| Supplied material |
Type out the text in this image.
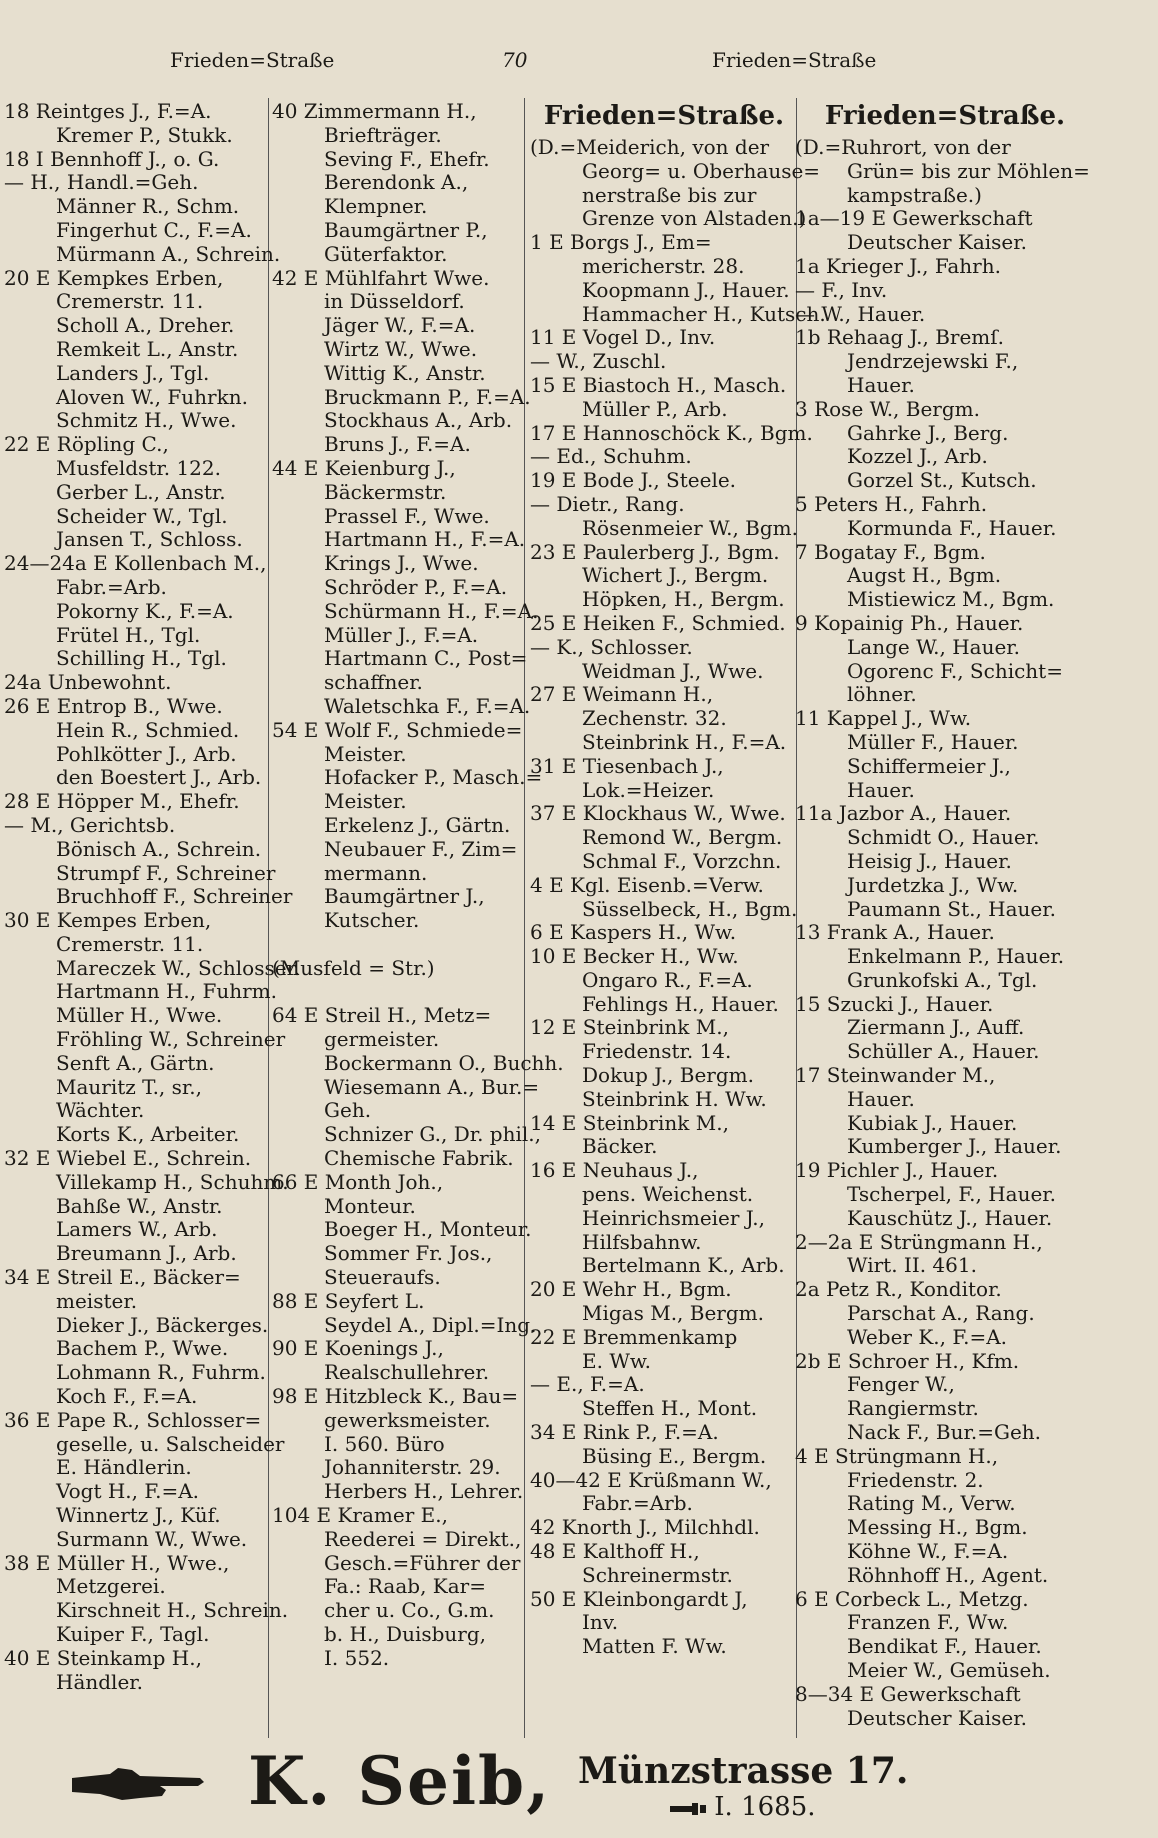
Frieden=Straße	70	Frieden=Straße
18 Reintges J., F.=A.
Kremer P., Stukk.
18 I Bennhoff J., o. G.
— H., Handl.=Geh.
Männer R., Schm.
Fingerhut C., F.=A.
Mürmann A., Schrein.
20 E Kempkes Erben,
Cremerstr. 11.
Scholl A., Dreher.
Remkeit L., Anstr.
Landers J., Tgl.
Aloven W., Fuhrkn.
Schmitz H., Wwe.
22 E Röpling C.,
Musfeldstr. 122.
Gerber L., Anstr.
Scheider W., Tgl.
Jansen T., Schloss.
24—24a E Kollenbach M.,
Fabr.=Arb.
Pokorny K., F.=A.
Frütel H., Tgl.
Schilling H., Tgl.
24a Unbewohnt.
26 E Entrop B., Wwe.
Hein R., Schmied.
Pohlkötter J., Arb.
den Boestert J., Arb.
28 E Höpper M., Ehefr.
— M., Gerichtsb.
Bönisch A., Schrein.
Strumpf F., Schreiner
Bruchhoff F., Schreiner
30 E Kempes Erben,
Cremerstr. 11.
Mareczek W., Schlosser.
Hartmann H., Fuhrm.
Müller H., Wwe.
Fröhling W., Schreiner
Senft A., Gärtn.
Mauritz T., sr.,
Wächter.
Korts K., Arbeiter.
32 E Wiebel E., Schrein.
Villekamp H., Schuhm.
Bahße W., Anstr.
Lamers W., Arb.
Breumann J., Arb.
34 E Streil E., Bäcker=
meister.
Dieker J., Bäckerges.
Bachem P., Wwe.
Lohmann R., Fuhrm.
Koch F., F.=A.
36 E Pape R., Schlosser=
geselle, u. Salscheider
E. Händlerin.
Vogt H., F.=A.
Winnertz J., Küf.
Surmann W., Wwe.
38 E Müller H., Wwe.,
Metzgerei.
Kirschneit H., Schrein.
Kuiper F., Tagl.
40 E Steinkamp H.,
Händler.
40 Zimmermann H.,
Briefträger.
Seving F., Ehefr.
Berendonk A.,
Klempner.
Baumgärtner P.,
Güterfaktor.
42 E Mühlfahrt Wwe.
in Düsseldorf.
Jäger W., F.=A.
Wirtz W., Wwe.
Wittig K., Anstr.
Bruckmann P., F.=A.
Stockhaus A., Arb.
Bruns J., F.=A.
44 E Keienburg J.,
Bäckermstr.
Prassel F., Wwe.
Hartmann H., F.=A.
Krings J., Wwe.
Schröder P., F.=A.
Schürmann H., F.=A.
Müller J., F.=A.
Hartmann C., Post=
schaffner.
Waletschka F., F.=A.
54 E Wolf F., Schmiede=
Meister.
Hofacker P., Masch.=
Meister.
Erkelenz J., Gärtn.
Neubauer F., Zim=
mermann.
Baumgärtner J.,
Kutscher.

(Musfeld = Str.)

64 E Streil H., Metz=
germeister.
Bockermann O., Buchh.
Wiesemann A., Bur.=
Geh.
Schnizer G., Dr. phil.,
Chemische Fabrik.
66 E Month Joh.,
Monteur.
Boeger H., Monteur.
Sommer Fr. Jos.,
Steueraufs.
88 E Seyfert L.
Seydel A., Dipl.=Ing.
90 E Koenings J.,
Realschullehrer.
98 E Hitzbleck K., Bau=
gewerksmeister.
I. 560. Büro
Johanniterstr. 29.
Herbers H., Lehrer.
104 E Kramer E.,
Reederei = Direkt.,
Gesch.=Führer der
Fa.: Raab, Kar=
cher u. Co., G.m.
b. H., Duisburg,
I. 552.
Frieden=Straße.
(D.=Meiderich, von der
Georg= u. Oberhause=
nerstraße bis zur
Grenze von Alstaden.)
1 E Borgs J., Em=
mericherstr. 28.
Koopmann J., Hauer.
Hammacher H., Kutsch.
11 E Vogel D., Inv.
— W., Zuschl.
15 E Biastoch H., Masch.
Müller P., Arb.
17 E Hannoschöck K., Bgm.
— Ed., Schuhm.
19 E Bode J., Steele.
— Dietr., Rang.
Rösenmeier W., Bgm.
23 E Paulerberg J., Bgm.
Wichert J., Bergm.
Höpken, H., Bergm.
25 E Heiken F., Schmied.
— K., Schlosser.
Weidman J., Wwe.
27 E Weimann H.,
Zechenstr. 32.
Steinbrink H., F.=A.
31 E Tiesenbach J.,
Lok.=Heizer.
37 E Klockhaus W., Wwe.
Remond W., Bergm.
Schmal F., Vorzchn.
4 E Kgl. Eisenb.=Verw.
Süsselbeck, H., Bgm.
6 E Kaspers H., Ww.
10 E Becker H., Ww.
Ongaro R., F.=A.
Fehlings H., Hauer.
12 E Steinbrink M.,
Friedenstr. 14.
Dokup J., Bergm.
Steinbrink H. Ww.
14 E Steinbrink M.,
Bäcker.
16 E Neuhaus J.,
pens. Weichenst.
Heinrichsmeier J.,
Hilfsbahnw.
Bertelmann K., Arb.
20 E Wehr H., Bgm.
Migas M., Bergm.
22 E Bremmenkamp
E. Ww.
— E., F.=A.
Steffen H., Mont.
34 E Rink P., F.=A.
Büsing E., Bergm.
40—42 E Krüßmann W.,
Fabr.=Arb.
42 Knorth J., Milchhdl.
48 E Kalthoff H.,
Schreinermstr.
50 E Kleinbongardt J,
Inv.
Matten F. Ww.
Frieden=Straße.
(D.=Ruhrort, von der
Grün= bis zur Möhlen=
kampstraße.)
1a—19 E Gewerkschaft
Deutscher Kaiser.
1a Krieger J., Fahrh.
— F., Inv.
— W., Hauer.
1b Rehaag J., Bremſ.
Jendrzejewski F.,
Hauer.
3 Rose W., Bergm.
Gahrke J., Berg.
Kozzel J., Arb.
Gorzel St., Kutsch.
5 Peters H., Fahrh.
Kormunda F., Hauer.
7 Bogatay F., Bgm.
Augst H., Bgm.
Mistiewicz M., Bgm.
9 Kopainig Ph., Hauer.
Lange W., Hauer.
Ogorenc F., Schicht=
löhner.
11 Kappel J., Ww.
Müller F., Hauer.
Schiffermeier J.,
Hauer.
11a Jazbor A., Hauer.
Schmidt O., Hauer.
Heisig J., Hauer.
Jurdetzka J., Ww.
Paumann St., Hauer.
13 Frank A., Hauer.
Enkelmann P., Hauer.
Grunkofski A., Tgl.
15 Szucki J., Hauer.
Ziermann J., Auff.
Schüller A., Hauer.
17 Steinwander M.,
Hauer.
Kubiak J., Hauer.
Kumberger J., Hauer.
19 Pichler J., Hauer.
Tscherpel, F., Hauer.
Kauschütz J., Hauer.
2—2a E Strüngmann H.,
Wirt. II. 461.
2a Petz R., Konditor.
Parschat A., Rang.
Weber K., F.=A.
2b E Schroer H., Kfm.
Fenger W.,
Rangiermstr.
Nack F., Bur.=Geh.
4 E Strüngmann H.,
Friedenstr. 2.
Rating M., Verw.
Messing H., Bgm.
Köhne W., F.=A.
Röhnhoff H., Agent.
6 E Corbeck L., Metzg.
Franzen F., Ww.
Bendikat F., Hauer.
Meier W., Gemüseh.
8—34 E Gewerkschaft
Deutscher Kaiser.
K. Seib, Münzstrasse 17.
I. 1685.
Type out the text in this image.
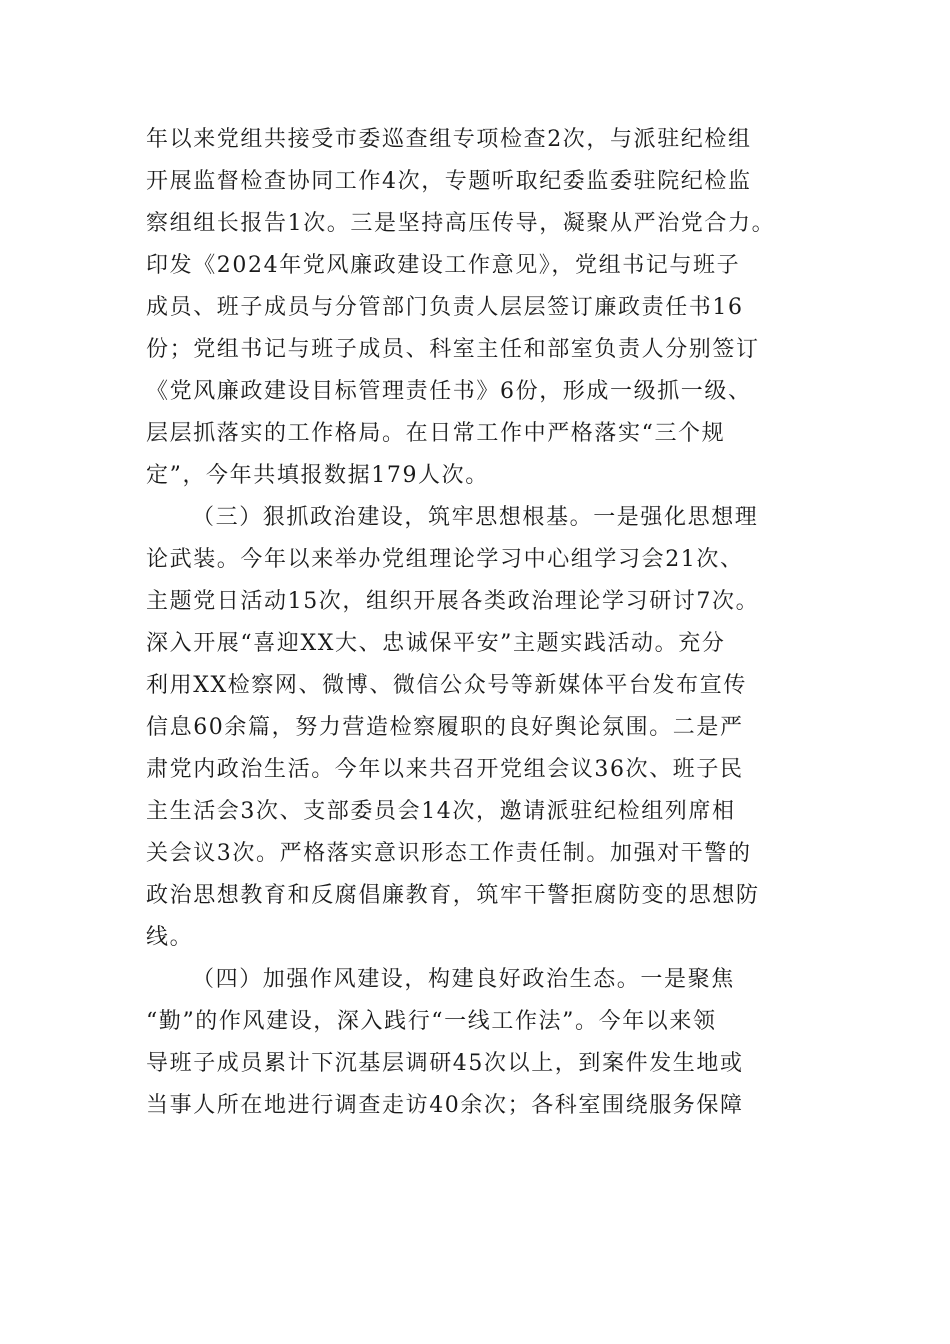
年以来党组共接受市委巡查组专项检查2次，与派驻纪检组
开展监督检查协同工作4次，专题听取纪委监委驻院纪检监
察组组长报告1次。三是坚持高压传导，凝聚从严治党合力。
印发《2024年党风廉政建设工作意见》，党组书记与班子
成员、班子成员与分管部门负责人层层签订廉政责任书16
份；党组书记与班子成员、科室主任和部室负责人分别签订
《党风廉政建设目标管理责任书》6份，形成一级抓一级、
层层抓落实的工作格局。在日常工作中严格落实“三个规
定”，今年共填报数据179人次。
（三）狠抓政治建设，筑牢思想根基。一是强化思想理
论武装。今年以来举办党组理论学习中心组学习会21次、
主题党日活动15次，组织开展各类政治理论学习研讨7次。
深入开展“喜迎XX大、忠诚保平安”主题实践活动。充分
利用XX检察网、微博、微信公众号等新媒体平台发布宣传
信息60余篇，努力营造检察履职的良好舆论氛围。二是严
肃党内政治生活。今年以来共召开党组会议36次、班子民
主生活会3次、支部委员会14次，邀请派驻纪检组列席相
关会议3次。严格落实意识形态工作责任制。加强对干警的
政治思想教育和反腐倡廉教育，筑牢干警拒腐防变的思想防
线。
（四）加强作风建设，构建良好政治生态。一是聚焦
“勤”的作风建设，深入践行“一线工作法”。今年以来领
导班子成员累计下沉基层调研45次以上，到案件发生地或
当事人所在地进行调查走访40余次；各科室围绕服务保障
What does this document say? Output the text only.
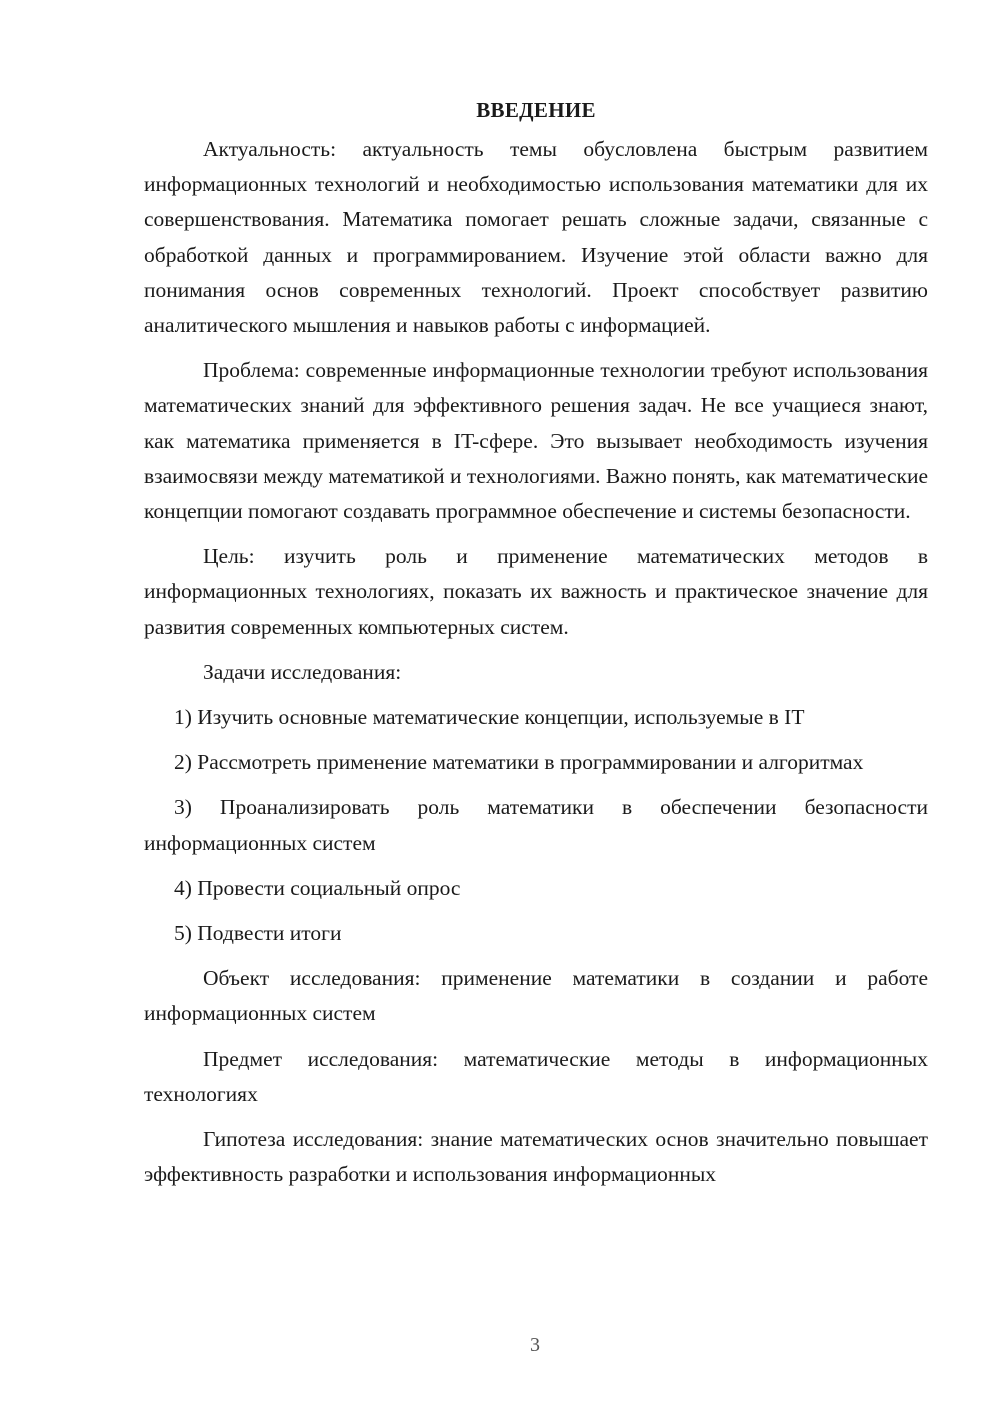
ВВЕДЕНИЕ

Актуальность: актуальность темы обусловлена быстрым развитием информационных технологий и необходимостью использования математики для их совершенствования. Математика помогает решать сложные задачи, связанные с обработкой данных и программированием. Изучение этой области важно для понимания основ современных технологий. Проект способствует развитию аналитического мышления и навыков работы с информацией.

Проблема: современные информационные технологии требуют использования математических знаний для эффективного решения задач. Не все учащиеся знают, как математика применяется в IT-сфере. Это вызывает необходимость изучения взаимосвязи между математикой и технологиями. Важно понять, как математические концепции помогают создавать программное обеспечение и системы безопасности.

Цель: изучить роль и применение математических методов в информационных технологиях, показать их важность и практическое значение для развития современных компьютерных систем.

Задачи исследования:

1) Изучить основные математические концепции, используемые в IT

2) Рассмотреть применение математики в программировании и алгоритмах

3) Проанализировать роль математики в обеспечении безопасности информационных систем

4) Провести социальный опрос

5) Подвести итоги

Объект исследования: применение математики в создании и работе информационных систем

Предмет исследования: математические методы в информационных технологиях

Гипотеза исследования: знание математических основ значительно повышает эффективность разработки и использования информационных

3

| The exercise |
Which lines above contain "Bergm"? Show each of them.

| Result of the task |
Wichert J., Bergm.
Höpken, H., Bergm.
Remond W., Bergm.
Dokup J., Bergm.
Migas M., Bergm.
Büsing E., Bergm.
3 Rose W., Bergm.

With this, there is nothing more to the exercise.